--- START Data listing ---

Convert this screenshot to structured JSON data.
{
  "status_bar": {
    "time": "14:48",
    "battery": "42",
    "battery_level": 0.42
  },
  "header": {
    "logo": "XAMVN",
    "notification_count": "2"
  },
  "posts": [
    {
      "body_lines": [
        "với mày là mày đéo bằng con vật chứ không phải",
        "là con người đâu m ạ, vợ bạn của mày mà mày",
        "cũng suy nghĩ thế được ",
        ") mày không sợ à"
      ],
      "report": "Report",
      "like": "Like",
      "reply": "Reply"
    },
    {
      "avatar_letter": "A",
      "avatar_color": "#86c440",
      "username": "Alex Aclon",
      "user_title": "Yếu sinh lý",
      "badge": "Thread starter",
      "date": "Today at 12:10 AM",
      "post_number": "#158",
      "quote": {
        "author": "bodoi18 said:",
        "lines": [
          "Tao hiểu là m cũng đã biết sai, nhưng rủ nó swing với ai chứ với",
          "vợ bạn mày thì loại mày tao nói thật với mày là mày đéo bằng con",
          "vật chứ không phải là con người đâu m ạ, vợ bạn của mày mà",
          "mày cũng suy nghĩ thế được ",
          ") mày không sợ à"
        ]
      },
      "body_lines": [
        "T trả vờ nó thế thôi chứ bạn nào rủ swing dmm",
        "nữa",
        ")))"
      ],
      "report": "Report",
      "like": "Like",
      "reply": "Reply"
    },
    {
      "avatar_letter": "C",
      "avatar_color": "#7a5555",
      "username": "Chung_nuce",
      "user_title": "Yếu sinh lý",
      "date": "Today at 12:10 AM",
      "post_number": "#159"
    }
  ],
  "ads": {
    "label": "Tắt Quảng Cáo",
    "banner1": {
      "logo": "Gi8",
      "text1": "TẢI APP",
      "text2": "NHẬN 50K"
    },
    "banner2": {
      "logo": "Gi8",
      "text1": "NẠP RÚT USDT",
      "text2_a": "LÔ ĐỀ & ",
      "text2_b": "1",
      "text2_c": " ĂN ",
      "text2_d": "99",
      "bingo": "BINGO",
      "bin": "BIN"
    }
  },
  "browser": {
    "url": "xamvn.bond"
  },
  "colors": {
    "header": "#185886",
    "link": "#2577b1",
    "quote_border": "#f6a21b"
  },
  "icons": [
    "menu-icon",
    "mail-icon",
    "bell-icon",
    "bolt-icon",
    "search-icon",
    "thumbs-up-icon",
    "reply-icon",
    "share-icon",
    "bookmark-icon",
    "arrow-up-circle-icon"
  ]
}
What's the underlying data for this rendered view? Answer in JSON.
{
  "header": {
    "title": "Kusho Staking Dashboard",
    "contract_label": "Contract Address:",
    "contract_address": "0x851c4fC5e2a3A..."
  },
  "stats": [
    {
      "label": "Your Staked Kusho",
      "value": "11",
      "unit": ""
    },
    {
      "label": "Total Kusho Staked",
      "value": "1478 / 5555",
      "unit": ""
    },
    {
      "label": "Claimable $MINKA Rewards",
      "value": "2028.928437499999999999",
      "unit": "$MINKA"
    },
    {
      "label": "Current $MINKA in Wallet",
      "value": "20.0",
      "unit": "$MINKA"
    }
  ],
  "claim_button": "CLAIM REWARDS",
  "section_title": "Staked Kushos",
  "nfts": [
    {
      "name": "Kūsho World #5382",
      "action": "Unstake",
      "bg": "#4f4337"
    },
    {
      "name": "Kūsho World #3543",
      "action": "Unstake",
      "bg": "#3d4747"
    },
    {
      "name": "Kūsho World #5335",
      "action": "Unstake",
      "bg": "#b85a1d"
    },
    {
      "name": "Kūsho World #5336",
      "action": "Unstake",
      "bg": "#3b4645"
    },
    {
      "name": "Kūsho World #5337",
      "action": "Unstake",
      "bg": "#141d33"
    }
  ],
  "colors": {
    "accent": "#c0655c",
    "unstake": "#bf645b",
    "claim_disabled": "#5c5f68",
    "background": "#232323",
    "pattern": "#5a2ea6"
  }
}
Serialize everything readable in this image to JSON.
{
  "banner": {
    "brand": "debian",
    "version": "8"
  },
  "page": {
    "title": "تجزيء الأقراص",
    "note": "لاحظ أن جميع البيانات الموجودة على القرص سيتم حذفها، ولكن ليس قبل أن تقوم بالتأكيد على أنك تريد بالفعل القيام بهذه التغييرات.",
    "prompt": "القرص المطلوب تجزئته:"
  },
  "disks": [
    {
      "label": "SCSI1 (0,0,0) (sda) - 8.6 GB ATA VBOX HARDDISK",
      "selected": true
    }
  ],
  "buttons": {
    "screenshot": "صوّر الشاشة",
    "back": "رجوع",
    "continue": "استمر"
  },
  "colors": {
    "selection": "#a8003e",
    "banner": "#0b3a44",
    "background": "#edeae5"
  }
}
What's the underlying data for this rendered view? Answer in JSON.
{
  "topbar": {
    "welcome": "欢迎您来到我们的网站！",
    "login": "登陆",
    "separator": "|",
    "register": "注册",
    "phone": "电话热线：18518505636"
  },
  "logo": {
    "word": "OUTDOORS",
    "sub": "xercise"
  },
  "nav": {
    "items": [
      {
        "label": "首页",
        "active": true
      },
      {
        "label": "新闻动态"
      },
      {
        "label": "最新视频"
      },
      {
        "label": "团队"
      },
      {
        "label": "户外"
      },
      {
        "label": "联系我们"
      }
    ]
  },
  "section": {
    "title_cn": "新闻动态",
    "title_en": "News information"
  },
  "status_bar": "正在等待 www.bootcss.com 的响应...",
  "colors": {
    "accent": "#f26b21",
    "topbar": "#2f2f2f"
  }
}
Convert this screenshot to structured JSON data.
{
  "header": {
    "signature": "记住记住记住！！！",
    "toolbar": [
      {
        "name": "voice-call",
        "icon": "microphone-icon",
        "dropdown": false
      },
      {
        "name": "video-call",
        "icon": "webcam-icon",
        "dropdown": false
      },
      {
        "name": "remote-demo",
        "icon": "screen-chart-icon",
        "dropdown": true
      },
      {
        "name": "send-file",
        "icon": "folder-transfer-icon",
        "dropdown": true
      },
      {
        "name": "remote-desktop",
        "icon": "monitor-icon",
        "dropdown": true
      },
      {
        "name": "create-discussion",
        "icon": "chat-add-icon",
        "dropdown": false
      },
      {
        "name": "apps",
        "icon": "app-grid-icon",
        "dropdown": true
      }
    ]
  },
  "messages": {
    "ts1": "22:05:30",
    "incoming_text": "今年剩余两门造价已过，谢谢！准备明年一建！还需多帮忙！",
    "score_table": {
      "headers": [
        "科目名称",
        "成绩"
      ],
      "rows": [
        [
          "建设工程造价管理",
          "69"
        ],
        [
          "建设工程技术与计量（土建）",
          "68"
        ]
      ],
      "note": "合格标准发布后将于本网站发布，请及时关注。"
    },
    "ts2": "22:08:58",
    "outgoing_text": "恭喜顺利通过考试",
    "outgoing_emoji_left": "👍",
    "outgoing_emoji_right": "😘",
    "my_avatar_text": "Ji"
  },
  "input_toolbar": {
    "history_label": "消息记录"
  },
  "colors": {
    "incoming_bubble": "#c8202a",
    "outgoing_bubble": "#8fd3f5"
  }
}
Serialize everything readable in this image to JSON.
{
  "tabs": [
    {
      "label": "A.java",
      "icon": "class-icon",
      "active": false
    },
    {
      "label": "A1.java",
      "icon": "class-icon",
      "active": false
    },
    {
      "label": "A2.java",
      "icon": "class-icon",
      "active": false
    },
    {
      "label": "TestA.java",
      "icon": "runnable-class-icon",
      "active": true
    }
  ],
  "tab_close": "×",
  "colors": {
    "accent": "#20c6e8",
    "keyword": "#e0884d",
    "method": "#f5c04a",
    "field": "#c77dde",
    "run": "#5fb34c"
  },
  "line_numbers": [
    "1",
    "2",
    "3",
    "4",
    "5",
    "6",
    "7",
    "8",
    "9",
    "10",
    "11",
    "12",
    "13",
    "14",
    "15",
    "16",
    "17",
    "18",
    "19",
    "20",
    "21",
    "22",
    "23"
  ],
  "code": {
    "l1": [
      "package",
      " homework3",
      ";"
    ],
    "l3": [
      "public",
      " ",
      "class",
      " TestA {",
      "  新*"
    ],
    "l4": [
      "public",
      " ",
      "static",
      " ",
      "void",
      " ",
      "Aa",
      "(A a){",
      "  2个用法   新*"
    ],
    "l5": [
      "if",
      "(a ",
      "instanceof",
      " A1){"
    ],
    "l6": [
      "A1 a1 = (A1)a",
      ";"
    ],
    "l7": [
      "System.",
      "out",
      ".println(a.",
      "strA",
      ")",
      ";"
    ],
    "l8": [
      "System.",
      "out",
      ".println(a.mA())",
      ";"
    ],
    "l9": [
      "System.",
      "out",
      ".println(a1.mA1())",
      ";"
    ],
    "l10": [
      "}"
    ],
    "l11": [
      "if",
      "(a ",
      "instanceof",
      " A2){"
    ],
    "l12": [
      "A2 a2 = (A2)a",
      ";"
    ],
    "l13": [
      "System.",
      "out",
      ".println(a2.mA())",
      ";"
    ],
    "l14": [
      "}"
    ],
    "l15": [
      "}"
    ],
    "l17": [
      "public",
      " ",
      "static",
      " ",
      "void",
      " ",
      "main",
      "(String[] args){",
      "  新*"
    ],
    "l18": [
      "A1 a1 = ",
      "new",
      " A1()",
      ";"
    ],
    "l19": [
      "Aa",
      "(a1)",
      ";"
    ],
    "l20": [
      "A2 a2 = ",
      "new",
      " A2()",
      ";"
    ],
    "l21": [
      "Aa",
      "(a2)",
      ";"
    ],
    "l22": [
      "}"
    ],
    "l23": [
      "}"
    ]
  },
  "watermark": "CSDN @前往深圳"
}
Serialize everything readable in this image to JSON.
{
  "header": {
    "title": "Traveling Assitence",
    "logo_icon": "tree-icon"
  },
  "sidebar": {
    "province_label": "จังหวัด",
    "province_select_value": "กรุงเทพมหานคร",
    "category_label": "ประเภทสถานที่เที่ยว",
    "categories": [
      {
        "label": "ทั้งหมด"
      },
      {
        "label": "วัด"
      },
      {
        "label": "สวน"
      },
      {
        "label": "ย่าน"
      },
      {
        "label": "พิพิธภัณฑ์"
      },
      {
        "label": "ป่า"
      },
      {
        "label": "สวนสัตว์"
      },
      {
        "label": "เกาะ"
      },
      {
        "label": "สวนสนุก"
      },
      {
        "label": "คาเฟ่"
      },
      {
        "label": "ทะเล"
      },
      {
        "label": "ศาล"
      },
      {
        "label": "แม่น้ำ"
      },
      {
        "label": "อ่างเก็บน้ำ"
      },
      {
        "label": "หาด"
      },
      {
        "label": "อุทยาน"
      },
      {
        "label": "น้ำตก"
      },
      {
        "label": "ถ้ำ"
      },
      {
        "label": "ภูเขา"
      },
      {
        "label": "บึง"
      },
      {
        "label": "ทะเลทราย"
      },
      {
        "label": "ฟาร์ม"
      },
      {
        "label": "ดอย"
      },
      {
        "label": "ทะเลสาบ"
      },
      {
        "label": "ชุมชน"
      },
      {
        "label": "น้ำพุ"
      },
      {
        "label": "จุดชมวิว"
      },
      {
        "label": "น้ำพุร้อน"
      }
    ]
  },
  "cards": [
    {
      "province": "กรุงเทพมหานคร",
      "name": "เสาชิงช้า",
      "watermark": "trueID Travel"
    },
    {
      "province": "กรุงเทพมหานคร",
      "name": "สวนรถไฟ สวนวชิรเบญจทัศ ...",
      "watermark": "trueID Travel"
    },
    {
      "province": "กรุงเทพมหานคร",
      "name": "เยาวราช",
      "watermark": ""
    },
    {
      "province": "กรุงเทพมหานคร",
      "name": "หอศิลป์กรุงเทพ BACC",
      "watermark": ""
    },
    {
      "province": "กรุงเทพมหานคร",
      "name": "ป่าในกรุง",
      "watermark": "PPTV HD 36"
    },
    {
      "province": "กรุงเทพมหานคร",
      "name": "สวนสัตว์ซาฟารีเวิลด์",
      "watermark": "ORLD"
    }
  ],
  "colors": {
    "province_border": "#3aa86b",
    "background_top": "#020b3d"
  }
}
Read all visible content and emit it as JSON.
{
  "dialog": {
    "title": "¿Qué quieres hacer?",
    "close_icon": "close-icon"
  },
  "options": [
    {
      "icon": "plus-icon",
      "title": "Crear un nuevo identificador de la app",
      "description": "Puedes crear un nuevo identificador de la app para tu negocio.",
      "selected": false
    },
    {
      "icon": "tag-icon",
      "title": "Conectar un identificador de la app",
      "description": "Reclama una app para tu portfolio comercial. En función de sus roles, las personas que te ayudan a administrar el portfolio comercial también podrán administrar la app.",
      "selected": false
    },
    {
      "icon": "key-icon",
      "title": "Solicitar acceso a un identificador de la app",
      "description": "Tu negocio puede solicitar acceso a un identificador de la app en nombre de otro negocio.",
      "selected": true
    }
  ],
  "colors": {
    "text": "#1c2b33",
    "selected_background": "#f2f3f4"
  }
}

--- END Data listing ---

:: Task to complete ::
Using the listing above, show each line holding the string "được".

:: Exercise result ::
        "cũng suy nghĩ thế được ",
          "mày cũng suy nghĩ thế được ",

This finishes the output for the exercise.